**GIVEN PROBLEM**
The listing below must be repeated word for word, with its images excluded.

┄┄┄┄┄┄

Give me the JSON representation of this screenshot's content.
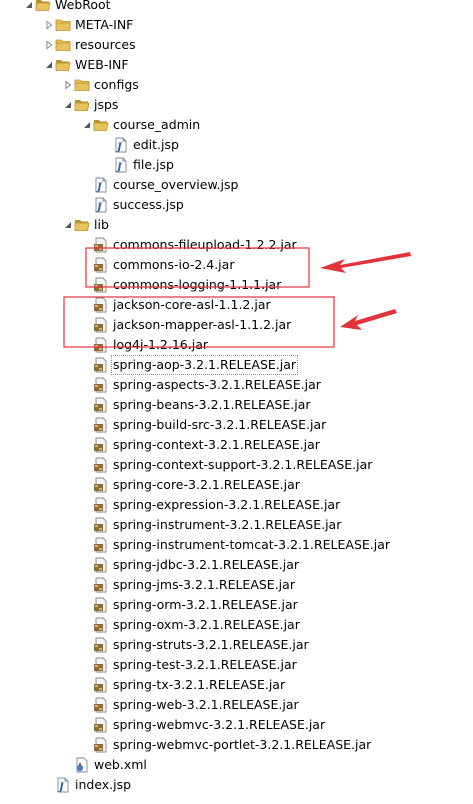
{
  "explorer": {
    "webroot": {
      "label": "WebRoot",
      "state": "expanded",
      "icon": "open-folder-icon"
    },
    "meta_inf": {
      "label": "META-INF",
      "state": "collapsed",
      "icon": "folder-icon"
    },
    "resources": {
      "label": "resources",
      "state": "collapsed",
      "icon": "folder-icon"
    },
    "web_inf": {
      "label": "WEB-INF",
      "state": "expanded",
      "icon": "open-folder-icon"
    },
    "configs": {
      "label": "configs",
      "state": "collapsed",
      "icon": "folder-icon"
    },
    "jsps": {
      "label": "jsps",
      "state": "expanded",
      "icon": "open-folder-icon"
    },
    "course_admin": {
      "label": "course_admin",
      "state": "expanded",
      "icon": "open-folder-icon"
    },
    "course_admin_files": [
      {
        "label": "edit.jsp",
        "icon": "jsp-file-icon"
      },
      {
        "label": "file.jsp",
        "icon": "jsp-file-icon"
      }
    ],
    "jsps_files": [
      {
        "label": "course_overview.jsp",
        "icon": "jsp-file-icon"
      },
      {
        "label": "success.jsp",
        "icon": "jsp-file-icon"
      }
    ],
    "lib": {
      "label": "lib",
      "state": "expanded",
      "icon": "open-folder-icon"
    },
    "lib_files": [
      {
        "label": "commons-fileupload-1.2.2.jar",
        "icon": "jar-file-icon"
      },
      {
        "label": "commons-io-2.4.jar",
        "icon": "jar-file-icon"
      },
      {
        "label": "commons-logging-1.1.1.jar",
        "icon": "jar-file-icon"
      },
      {
        "label": "jackson-core-asl-1.1.2.jar",
        "icon": "jar-file-icon"
      },
      {
        "label": "jackson-mapper-asl-1.1.2.jar",
        "icon": "jar-file-icon"
      },
      {
        "label": "log4j-1.2.16.jar",
        "icon": "jar-file-icon"
      },
      {
        "label": "spring-aop-3.2.1.RELEASE.jar",
        "icon": "jar-file-icon",
        "focused": true
      },
      {
        "label": "spring-aspects-3.2.1.RELEASE.jar",
        "icon": "jar-file-icon"
      },
      {
        "label": "spring-beans-3.2.1.RELEASE.jar",
        "icon": "jar-file-icon"
      },
      {
        "label": "spring-build-src-3.2.1.RELEASE.jar",
        "icon": "jar-file-icon"
      },
      {
        "label": "spring-context-3.2.1.RELEASE.jar",
        "icon": "jar-file-icon"
      },
      {
        "label": "spring-context-support-3.2.1.RELEASE.jar",
        "icon": "jar-file-icon"
      },
      {
        "label": "spring-core-3.2.1.RELEASE.jar",
        "icon": "jar-file-icon"
      },
      {
        "label": "spring-expression-3.2.1.RELEASE.jar",
        "icon": "jar-file-icon"
      },
      {
        "label": "spring-instrument-3.2.1.RELEASE.jar",
        "icon": "jar-file-icon"
      },
      {
        "label": "spring-instrument-tomcat-3.2.1.RELEASE.jar",
        "icon": "jar-file-icon"
      },
      {
        "label": "spring-jdbc-3.2.1.RELEASE.jar",
        "icon": "jar-file-icon"
      },
      {
        "label": "spring-jms-3.2.1.RELEASE.jar",
        "icon": "jar-file-icon"
      },
      {
        "label": "spring-orm-3.2.1.RELEASE.jar",
        "icon": "jar-file-icon"
      },
      {
        "label": "spring-oxm-3.2.1.RELEASE.jar",
        "icon": "jar-file-icon"
      },
      {
        "label": "spring-struts-3.2.1.RELEASE.jar",
        "icon": "jar-file-icon"
      },
      {
        "label": "spring-test-3.2.1.RELEASE.jar",
        "icon": "jar-file-icon"
      },
      {
        "label": "spring-tx-3.2.1.RELEASE.jar",
        "icon": "jar-file-icon"
      },
      {
        "label": "spring-web-3.2.1.RELEASE.jar",
        "icon": "jar-file-icon"
      },
      {
        "label": "spring-webmvc-3.2.1.RELEASE.jar",
        "icon": "jar-file-icon"
      },
      {
        "label": "spring-webmvc-portlet-3.2.1.RELEASE.jar",
        "icon": "jar-file-icon"
      }
    ],
    "web_xml": {
      "label": "web.xml",
      "icon": "xml-file-icon"
    },
    "index_jsp": {
      "label": "index.jsp",
      "icon": "jsp-file-icon"
    }
  },
  "annotations": {
    "color": "#e2323c",
    "callouts": [
      {
        "name": "highlight-box-commons",
        "covers": [
          "commons-fileupload-1.2.2.jar",
          "commons-io-2.4.jar"
        ]
      },
      {
        "name": "highlight-box-jackson",
        "covers": [
          "jackson-core-asl-1.1.2.jar",
          "jackson-mapper-asl-1.1.2.jar"
        ]
      }
    ]
  },
  "colors": {
    "folder": "#e8c25c",
    "folder_dark": "#b8902c",
    "jar": "#8f6b3a",
    "java_blue": "#2f5f9e",
    "focus_outline": "#7f9db9"
  }
}
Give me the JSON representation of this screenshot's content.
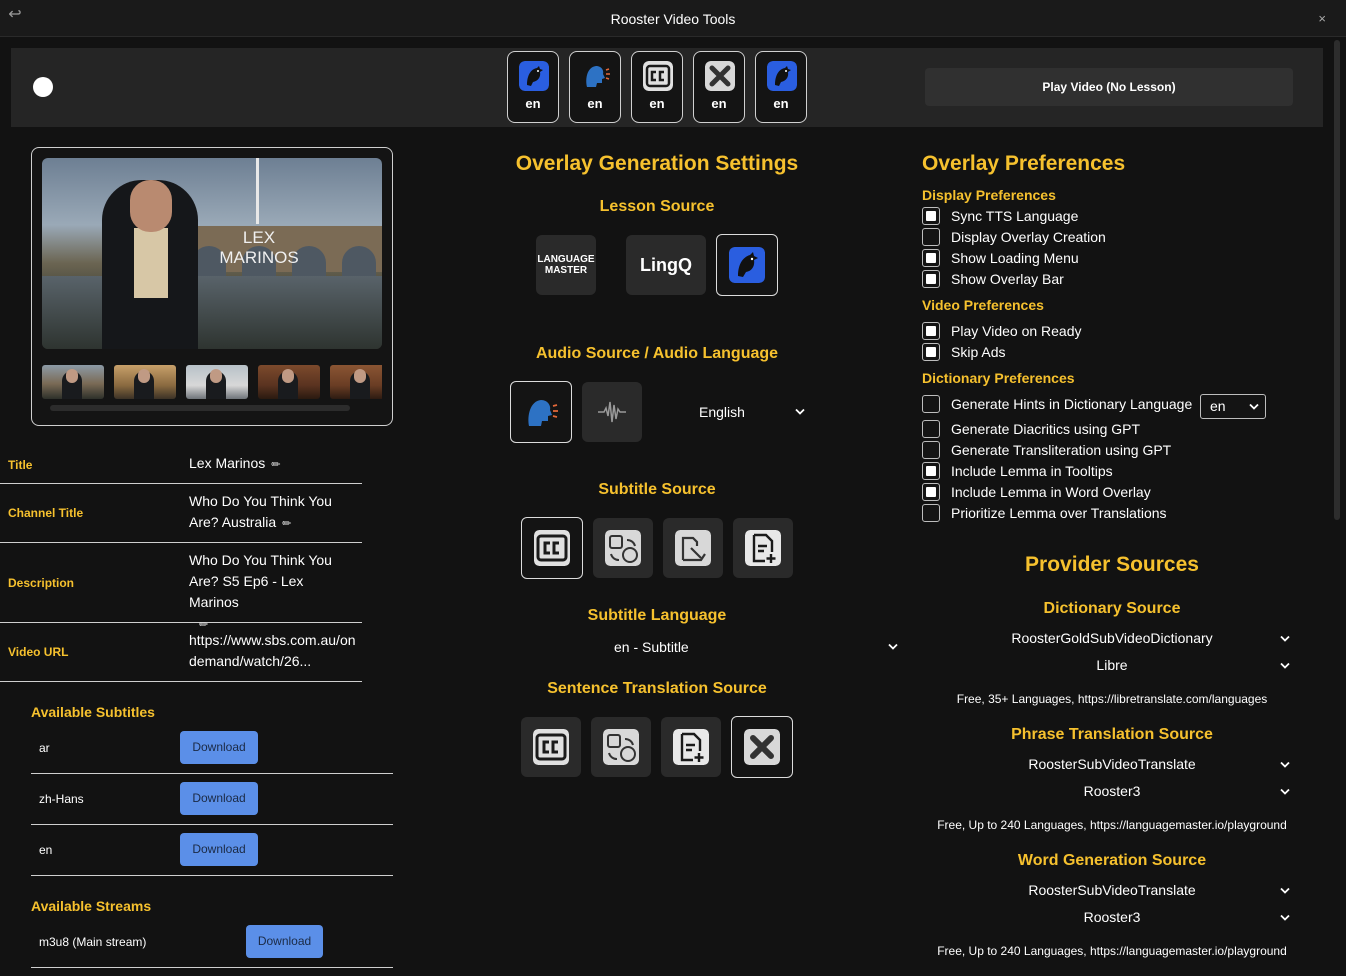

┄┄┄┄┄┄

**EXERCISE SOLUTION**
Give me the JSON representation of this screenshot's content.
{
  "explorer": {
    "webroot": {
      "label": "WebRoot",
      "state": "expanded",
      "icon": "open-folder-icon"
    },
    "meta_inf": {
      "label": "META-INF",
      "state": "collapsed",
      "icon": "folder-icon"
    },
    "resources": {
      "label": "resources",
      "state": "collapsed",
      "icon": "folder-icon"
    },
    "web_inf": {
      "label": "WEB-INF",
      "state": "expanded",
      "icon": "open-folder-icon"
    },
    "configs": {
      "label": "configs",
      "state": "collapsed",
      "icon": "folder-icon"
    },
    "jsps": {
      "label": "jsps",
      "state": "expanded",
      "icon": "open-folder-icon"
    },
    "course_admin": {
      "label": "course_admin",
      "state": "expanded",
      "icon": "open-folder-icon"
    },
    "course_admin_files": [
      {
        "label": "edit.jsp",
        "icon": "jsp-file-icon"
      },
      {
        "label": "file.jsp",
        "icon": "jsp-file-icon"
      }
    ],
    "jsps_files": [
      {
        "label": "course_overview.jsp",
        "icon": "jsp-file-icon"
      },
      {
        "label": "success.jsp",
        "icon": "jsp-file-icon"
      }
    ],
    "lib": {
      "label": "lib",
      "state": "expanded",
      "icon": "open-folder-icon"
    },
    "lib_files": [
      {
        "label": "commons-fileupload-1.2.2.jar",
        "icon": "jar-file-icon"
      },
      {
        "label": "commons-io-2.4.jar",
        "icon": "jar-file-icon"
      },
      {
        "label": "commons-logging-1.1.1.jar",
        "icon": "jar-file-icon"
      },
      {
        "label": "jackson-core-asl-1.1.2.jar",
        "icon": "jar-file-icon"
      },
      {
        "label": "jackson-mapper-asl-1.1.2.jar",
        "icon": "jar-file-icon"
      },
      {
        "label": "log4j-1.2.16.jar",
        "icon": "jar-file-icon"
      },
      {
        "label": "spring-aop-3.2.1.RELEASE.jar",
        "icon": "jar-file-icon",
        "focused": true
      },
      {
        "label": "spring-aspects-3.2.1.RELEASE.jar",
        "icon": "jar-file-icon"
      },
      {
        "label": "spring-beans-3.2.1.RELEASE.jar",
        "icon": "jar-file-icon"
      },
      {
        "label": "spring-build-src-3.2.1.RELEASE.jar",
        "icon": "jar-file-icon"
      },
      {
        "label": "spring-context-3.2.1.RELEASE.jar",
        "icon": "jar-file-icon"
      },
      {
        "label": "spring-context-support-3.2.1.RELEASE.jar",
        "icon": "jar-file-icon"
      },
      {
        "label": "spring-core-3.2.1.RELEASE.jar",
        "icon": "jar-file-icon"
      },
      {
        "label": "spring-expression-3.2.1.RELEASE.jar",
        "icon": "jar-file-icon"
      },
      {
        "label": "spring-instrument-3.2.1.RELEASE.jar",
        "icon": "jar-file-icon"
      },
      {
        "label": "spring-instrument-tomcat-3.2.1.RELEASE.jar",
        "icon": "jar-file-icon"
      },
      {
        "label": "spring-jdbc-3.2.1.RELEASE.jar",
        "icon": "jar-file-icon"
      },
      {
        "label": "spring-jms-3.2.1.RELEASE.jar",
        "icon": "jar-file-icon"
      },
      {
        "label": "spring-orm-3.2.1.RELEASE.jar",
        "icon": "jar-file-icon"
      },
      {
        "label": "spring-oxm-3.2.1.RELEASE.jar",
        "icon": "jar-file-icon"
      },
      {
        "label": "spring-struts-3.2.1.RELEASE.jar",
        "icon": "jar-file-icon"
      },
      {
        "label": "spring-test-3.2.1.RELEASE.jar",
        "icon": "jar-file-icon"
      },
      {
        "label": "spring-tx-3.2.1.RELEASE.jar",
        "icon": "jar-file-icon"
      },
      {
        "label": "spring-web-3.2.1.RELEASE.jar",
        "icon": "jar-file-icon"
      },
      {
        "label": "spring-webmvc-3.2.1.RELEASE.jar",
        "icon": "jar-file-icon"
      },
      {
        "label": "spring-webmvc-portlet-3.2.1.RELEASE.jar",
        "icon": "jar-file-icon"
      }
    ],
    "web_xml": {
      "label": "web.xml",
      "icon": "xml-file-icon"
    },
    "index_jsp": {
      "label": "index.jsp",
      "icon": "jsp-file-icon"
    }
  },
  "annotations": {
    "color": "#e2323c",
    "callouts": [
      {
        "name": "highlight-box-commons",
        "covers": [
          "commons-fileupload-1.2.2.jar",
          "commons-io-2.4.jar"
        ]
      },
      {
        "name": "highlight-box-jackson",
        "covers": [
          "jackson-core-asl-1.1.2.jar",
          "jackson-mapper-asl-1.1.2.jar"
        ]
      }
    ]
  },
  "colors": {
    "folder": "#e8c25c",
    "folder_dark": "#b8902c",
    "jar": "#8f6b3a",
    "java_blue": "#2f5f9e",
    "focus_outline": "#7f9db9"
  }
}
Give me the JSON representation of this screenshot's content.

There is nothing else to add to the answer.